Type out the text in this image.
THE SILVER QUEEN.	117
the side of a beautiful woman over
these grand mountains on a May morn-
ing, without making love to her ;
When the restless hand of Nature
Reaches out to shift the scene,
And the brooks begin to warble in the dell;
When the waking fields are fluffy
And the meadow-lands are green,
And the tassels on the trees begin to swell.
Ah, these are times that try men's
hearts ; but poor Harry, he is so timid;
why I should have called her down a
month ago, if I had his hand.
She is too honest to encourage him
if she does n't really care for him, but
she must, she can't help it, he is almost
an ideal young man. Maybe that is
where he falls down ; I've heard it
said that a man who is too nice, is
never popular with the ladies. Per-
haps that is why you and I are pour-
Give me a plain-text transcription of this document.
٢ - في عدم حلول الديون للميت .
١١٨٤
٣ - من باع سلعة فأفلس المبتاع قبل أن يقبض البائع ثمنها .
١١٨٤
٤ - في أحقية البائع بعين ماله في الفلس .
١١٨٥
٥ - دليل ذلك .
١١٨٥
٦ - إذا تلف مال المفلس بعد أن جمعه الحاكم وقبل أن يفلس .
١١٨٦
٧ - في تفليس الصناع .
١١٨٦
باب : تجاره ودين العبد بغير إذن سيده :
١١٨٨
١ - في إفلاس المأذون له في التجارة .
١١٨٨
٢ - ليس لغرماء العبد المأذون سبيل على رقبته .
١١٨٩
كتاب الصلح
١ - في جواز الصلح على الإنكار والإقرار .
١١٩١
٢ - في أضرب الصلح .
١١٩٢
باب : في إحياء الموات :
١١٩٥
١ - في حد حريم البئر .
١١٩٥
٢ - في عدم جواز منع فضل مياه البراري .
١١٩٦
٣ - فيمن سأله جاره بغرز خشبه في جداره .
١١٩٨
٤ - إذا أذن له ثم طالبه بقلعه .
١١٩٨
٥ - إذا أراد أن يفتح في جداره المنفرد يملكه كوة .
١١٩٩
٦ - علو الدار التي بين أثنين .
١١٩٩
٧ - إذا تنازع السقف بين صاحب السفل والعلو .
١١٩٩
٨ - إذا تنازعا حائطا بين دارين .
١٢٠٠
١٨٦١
********
EXERCISE BRIEF. All of the entries must be written out exactly as they stand.

RESULT FOR THIS TASK.
Type out the text in this image.
THE SILVER QUEEN.	117
the side of a beautiful woman over
these grand mountains on a May morn-
ing, without making love to her ;
When the restless hand of Nature
Reaches out to shift the scene,
And the brooks begin to warble in the dell;
When the waking fields are fluffy
And the meadow-lands are green,
And the tassels on the trees begin to swell.
Ah, these are times that try men's
hearts ; but poor Harry, he is so timid;
why I should have called her down a
month ago, if I had his hand.
She is too honest to encourage him
if she does n't really care for him, but
she must, she can't help it, he is almost
an ideal young man. Maybe that is
where he falls down ; I've heard it
said that a man who is too nice, is
never popular with the ladies. Per-
haps that is why you and I are pour-
Give me a plain-text transcription of this document.
٢ - في عدم حلول الديون للميت .
١١٨٤
٣ - من باع سلعة فأفلس المبتاع قبل أن يقبض البائع ثمنها .
١١٨٤
٤ - في أحقية البائع بعين ماله في الفلس .
١١٨٥
٥ - دليل ذلك .
١١٨٥
٦ - إذا تلف مال المفلس بعد أن جمعه الحاكم وقبل أن يفلس .
١١٨٦
٧ - في تفليس الصناع .
١١٨٦
باب : تجاره ودين العبد بغير إذن سيده :
١١٨٨
١ - في إفلاس المأذون له في التجارة .
١١٨٨
٢ - ليس لغرماء العبد المأذون سبيل على رقبته .
١١٨٩
كتاب الصلح
١ - في جواز الصلح على الإنكار والإقرار .
١١٩١
٢ - في أضرب الصلح .
١١٩٢
باب : في إحياء الموات :
١١٩٥
١ - في حد حريم البئر .
١١٩٥
٢ - في عدم جواز منع فضل مياه البراري .
١١٩٦
٣ - فيمن سأله جاره بغرز خشبه في جداره .
١١٩٨
٤ - إذا أذن له ثم طالبه بقلعه .
١١٩٨
٥ - إذا أراد أن يفتح في جداره المنفرد يملكه كوة .
١١٩٩
٦ - علو الدار التي بين أثنين .
١١٩٩
٧ - إذا تنازع السقف بين صاحب السفل والعلو .
١١٩٩
٨ - إذا تنازعا حائطا بين دارين .
١٢٠٠
١٨٦١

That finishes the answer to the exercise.